*DATASET RECORDS*.
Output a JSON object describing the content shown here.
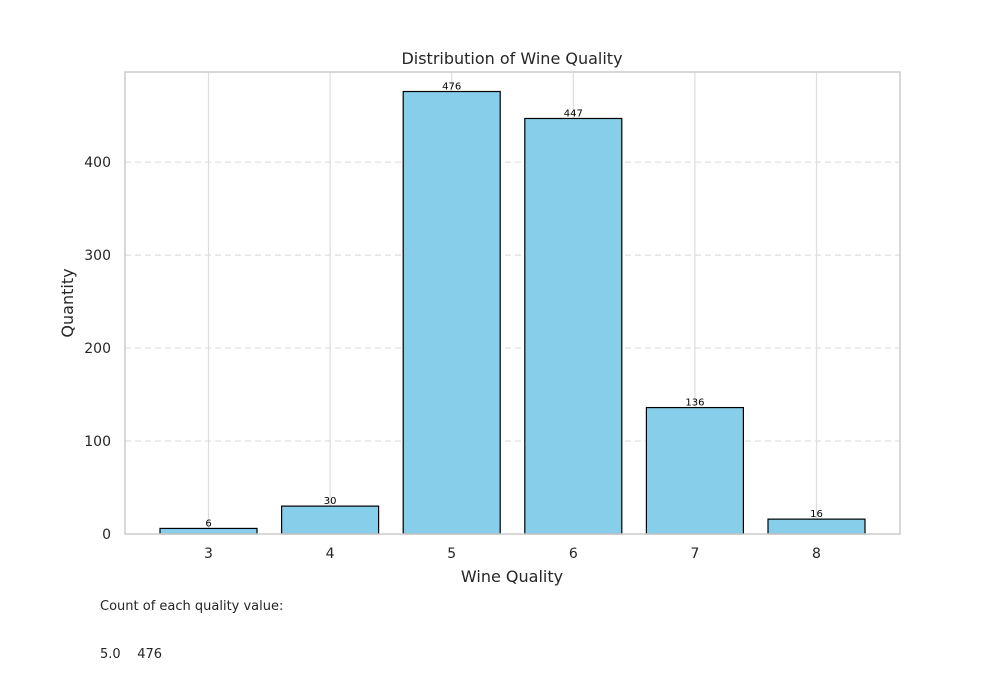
{
  "chart_data": {
    "type": "bar",
    "title": "Distribution of Wine Quality",
    "xlabel": "Wine Quality",
    "ylabel": "Quantity",
    "categories": [
      "3",
      "4",
      "5",
      "6",
      "7",
      "8"
    ],
    "values": [
      6,
      30,
      476,
      447,
      136,
      16
    ],
    "data_labels": [
      "6",
      "30",
      "476",
      "447",
      "136",
      "16"
    ],
    "y_ticks": [
      0,
      100,
      200,
      300,
      400
    ],
    "ylim": [
      0,
      500
    ],
    "grid": {
      "x": true,
      "y": true,
      "y_style": "dashed"
    },
    "colors": {
      "bar_fill": "#87CEEB",
      "bar_edge": "#000000",
      "grid": "#dddddd",
      "frame": "#cccccc"
    }
  },
  "footer": {
    "line1": "Count of each quality value:",
    "line2": "5.0    476"
  }
}
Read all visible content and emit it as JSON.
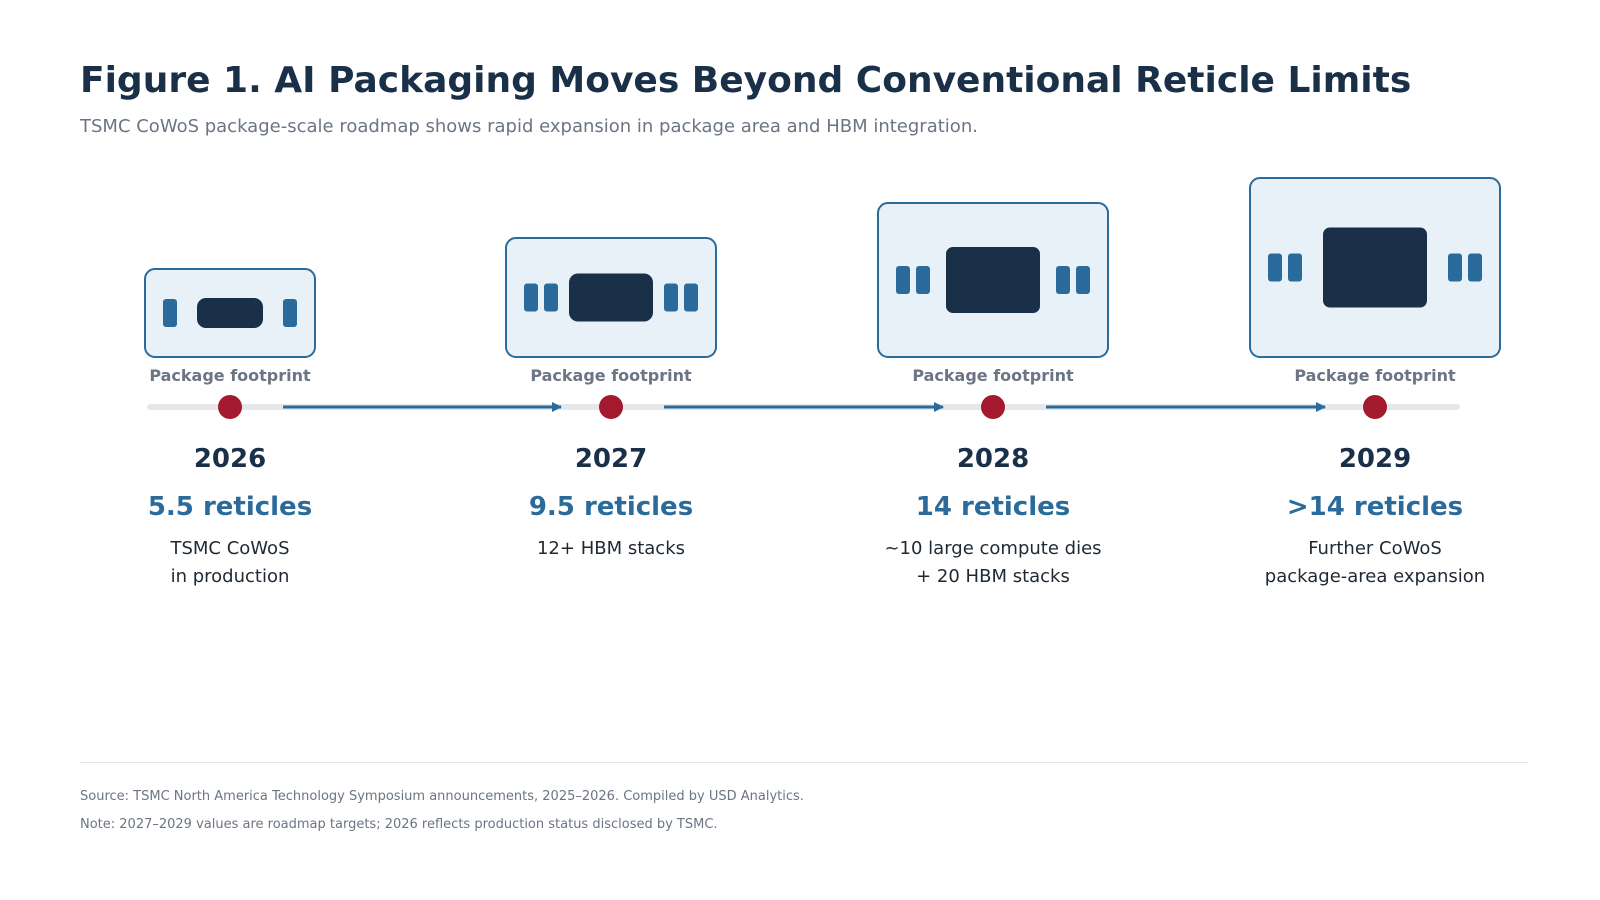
{
  "header": {
    "title": "Figure 1. AI Packaging Moves Beyond Conventional Reticle Limits",
    "subtitle": "TSMC CoWoS package-scale roadmap shows rapid expansion in package area and HBM integration."
  },
  "colors": {
    "navy": "#1a3049",
    "accent_blue": "#2a6b9b",
    "package_fill": "#e8f1f8",
    "package_stroke": "#2a6b9b",
    "marker_red": "#a3192d",
    "track_gray": "#e6e7ea",
    "muted_text": "#6b7583",
    "body_text": "#1f2933"
  },
  "milestones": [
    {
      "footprint_label": "Package footprint",
      "year": "2026",
      "metric": "5.5 reticles",
      "description": [
        "TSMC CoWoS",
        "in production"
      ],
      "package_scale": "5.5 reticles",
      "hbm_per_side": 1
    },
    {
      "footprint_label": "Package footprint",
      "year": "2027",
      "metric": "9.5 reticles",
      "description": [
        "12+ HBM stacks"
      ],
      "package_scale": "9.5 reticles",
      "hbm_per_side": 2
    },
    {
      "footprint_label": "Package footprint",
      "year": "2028",
      "metric": "14 reticles",
      "description": [
        "~10 large compute dies",
        "+ 20 HBM stacks"
      ],
      "package_scale": "14 reticles",
      "hbm_per_side": 2
    },
    {
      "footprint_label": "Package footprint",
      "year": "2029",
      "metric": ">14 reticles",
      "description": [
        "Further CoWoS",
        "package-area expansion"
      ],
      "package_scale": ">14 reticles",
      "hbm_per_side": 2
    }
  ],
  "footer": {
    "source": "Source: TSMC North America Technology Symposium announcements, 2025–2026. Compiled by USD Analytics.",
    "note": "Note: 2027–2029 values are roadmap targets; 2026 reflects production status disclosed by TSMC."
  }
}
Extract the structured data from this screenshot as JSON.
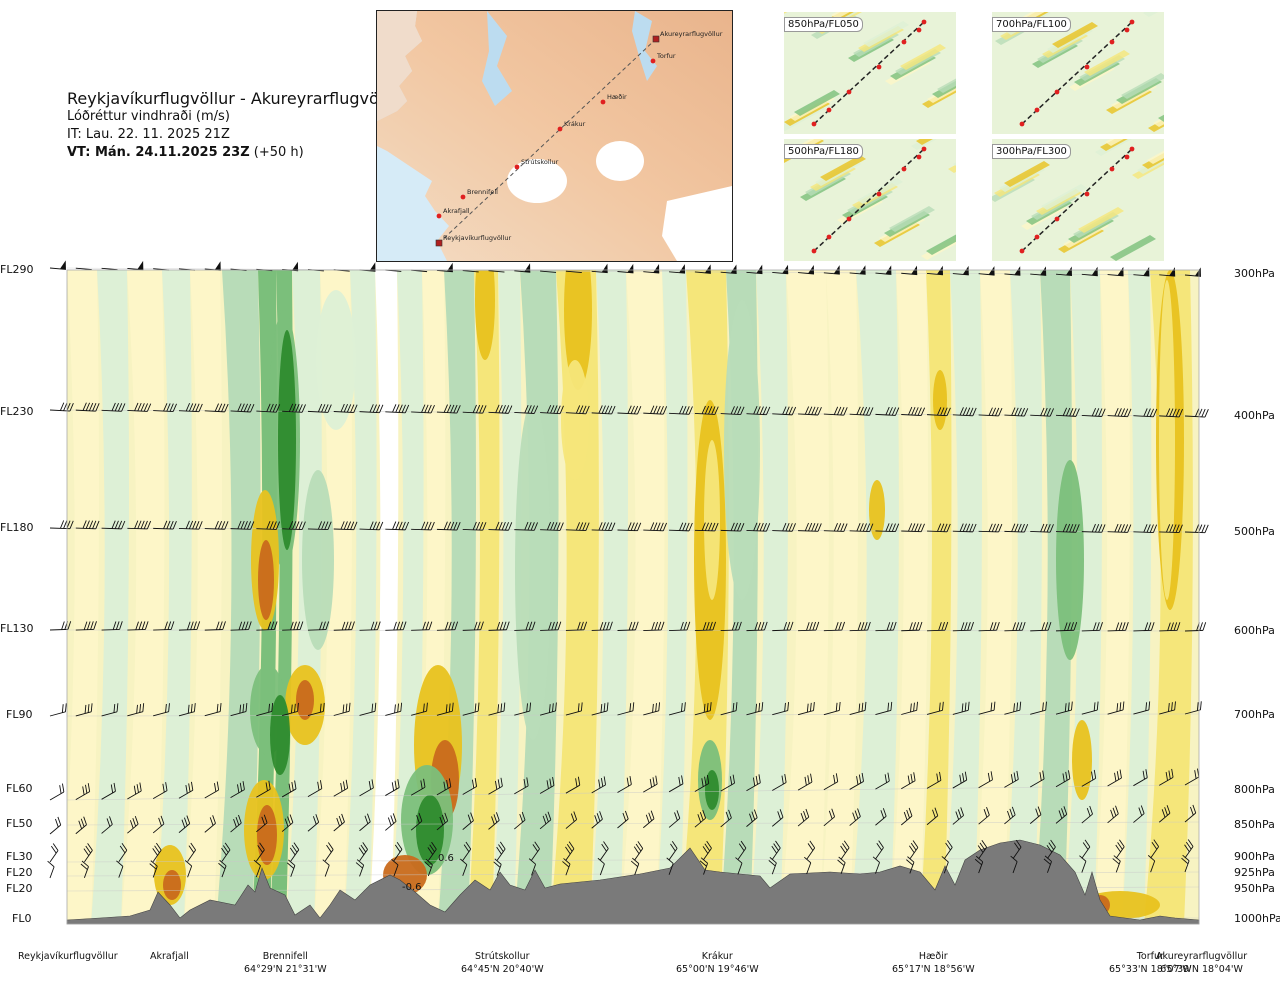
{
  "header": {
    "route": "Reykjavíkurflugvöllur - Akureyrarflugvöllur",
    "parameter": "Lóðréttur vindhraði (m/s)",
    "issue_time": "IT: Lau. 22. 11. 2025 21Z",
    "valid_prefix": "VT: Mán. 24.11.2025 23Z",
    "valid_suffix": "(+50 h)"
  },
  "map": {
    "waypoints": [
      "Reykjavíkurflugvöllur",
      "Akrafjall",
      "Brennifell",
      "Strútskollur",
      "Krákur",
      "Hæðir",
      "Torfur",
      "Akureyrarflugvöllur"
    ]
  },
  "thumbnails": [
    "850hPa/FL050",
    "700hPa/FL100",
    "500hPa/FL180",
    "300hPa/FL300"
  ],
  "chart_data": {
    "type": "heatmap",
    "title": "Reykjavíkurflugvöllur - Akureyrarflugvöllur",
    "subtitle": "Lóðréttur vindhraði (m/s)",
    "y_left_ticks": [
      "FL290",
      "FL230",
      "FL180",
      "FL130",
      "FL90",
      "FL60",
      "FL50",
      "FL30",
      "FL20",
      "FL20",
      "FL0"
    ],
    "y_right_ticks": [
      "300hPa",
      "400hPa",
      "500hPa",
      "600hPa",
      "700hPa",
      "800hPa",
      "850hPa",
      "900hPa",
      "925hPa",
      "950hPa",
      "1000hPa"
    ],
    "x_locations": [
      {
        "name": "Reykjavíkurflugvöllur",
        "coord": ""
      },
      {
        "name": "Akrafjall",
        "coord": ""
      },
      {
        "name": "Brennifell",
        "coord": "64°29'N 21°31'W"
      },
      {
        "name": "Strútskollur",
        "coord": "64°45'N 20°40'W"
      },
      {
        "name": "Krákur",
        "coord": "65°00'N 19°46'W"
      },
      {
        "name": "Hæðir",
        "coord": "65°17'N 18°56'W"
      },
      {
        "name": "Torfur",
        "coord": "65°33'N 18°07'W"
      },
      {
        "name": "Akureyrarflugvöllur",
        "coord": "65°39'N 18°04'W"
      }
    ],
    "annotations": [
      "0.6",
      "-0.6"
    ],
    "colors": {
      "strong_down": "#2e8b2e",
      "mod_down": "#7bbf7b",
      "weak_down": "#b8dcb8",
      "very_weak_down": "#ddf0d6",
      "neutral": "#ffffff",
      "very_weak_up": "#fdf6c8",
      "weak_up": "#f5e67a",
      "mod_up": "#e8c21f",
      "strong_up": "#c96a1c",
      "terrain": "#7a7a7a"
    }
  }
}
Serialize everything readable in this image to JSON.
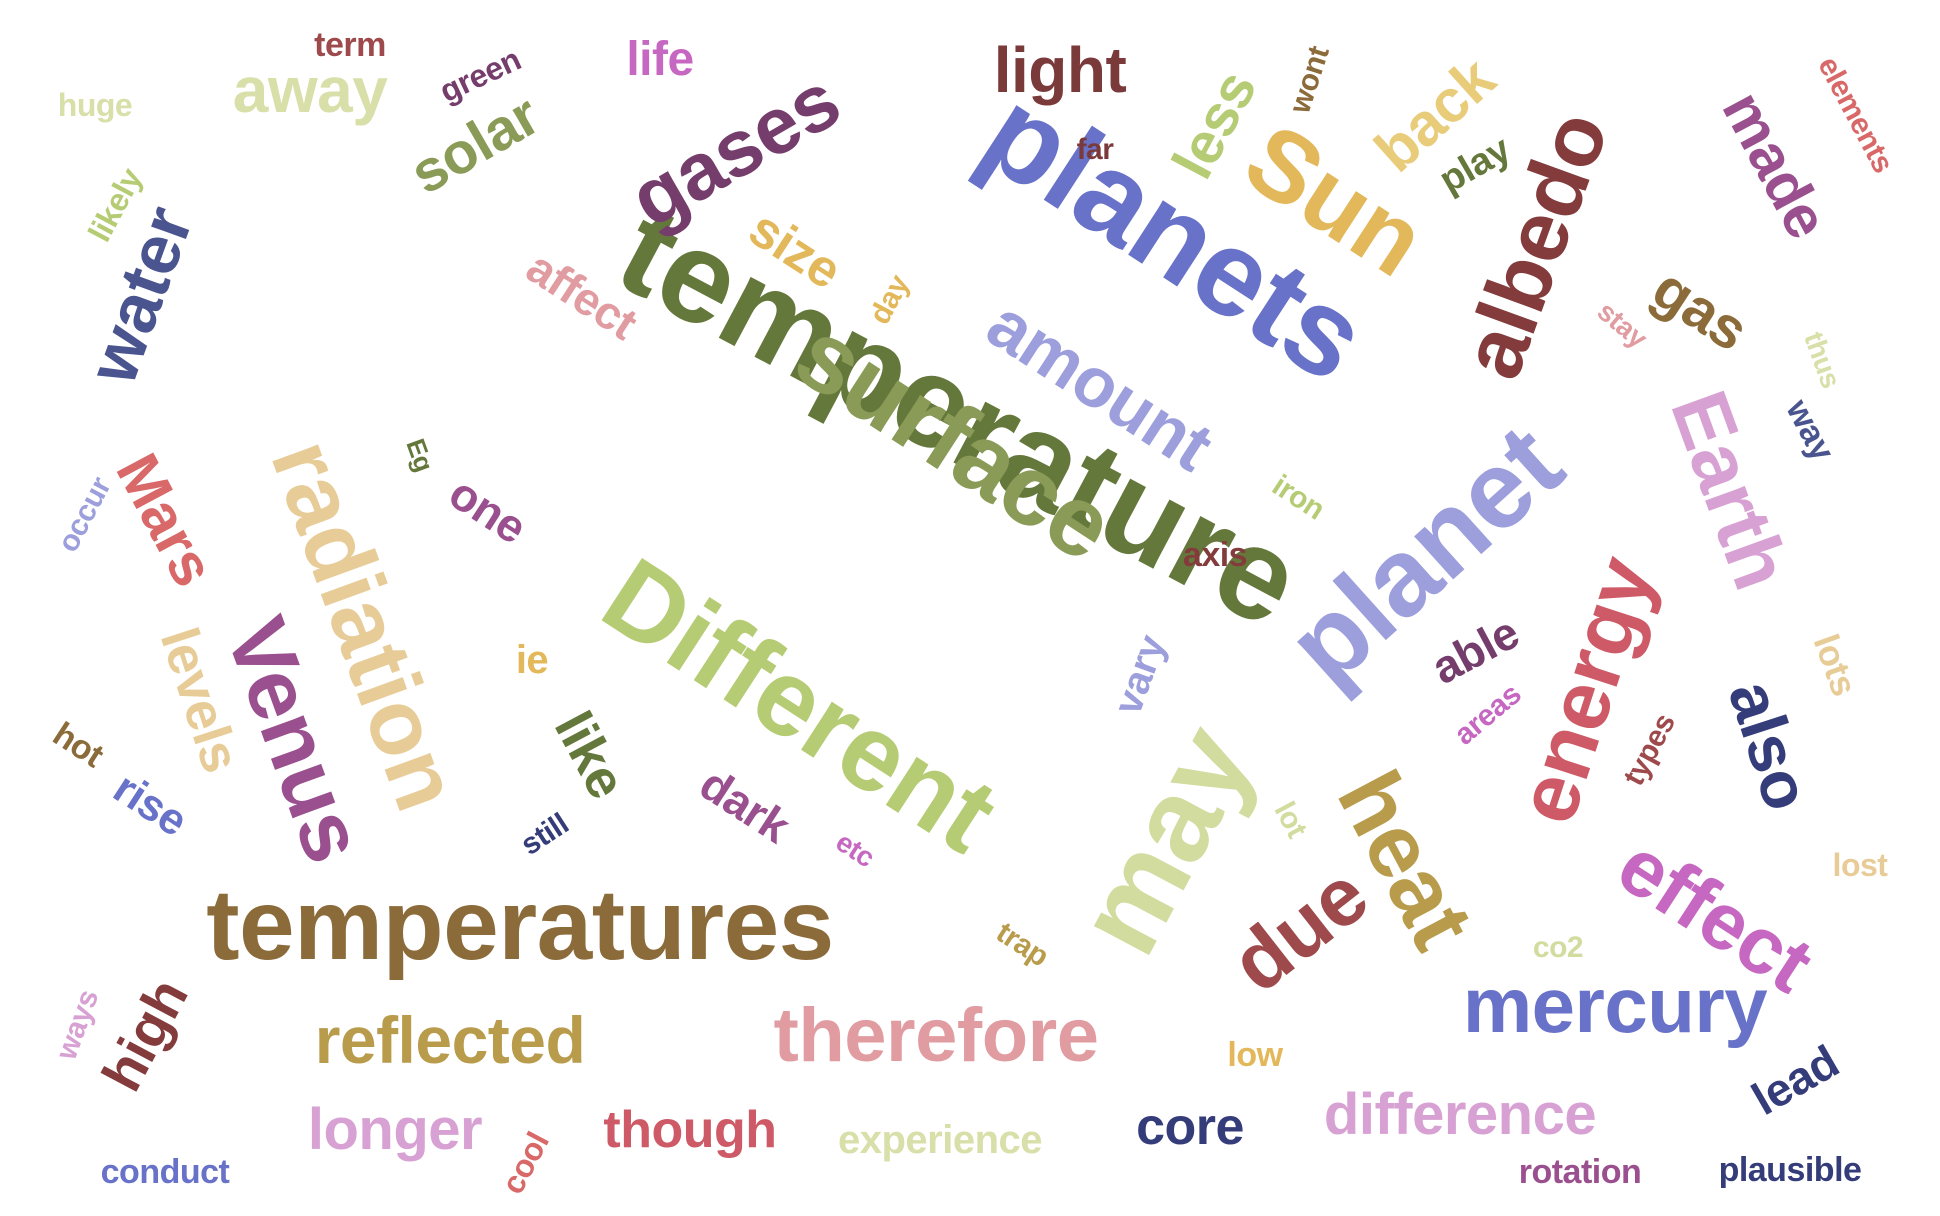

*AIM OF THE EXERCISE*. How many lines in these entries hold the string "expansion"? Answer with the number alone.

*RESPONSE*. 2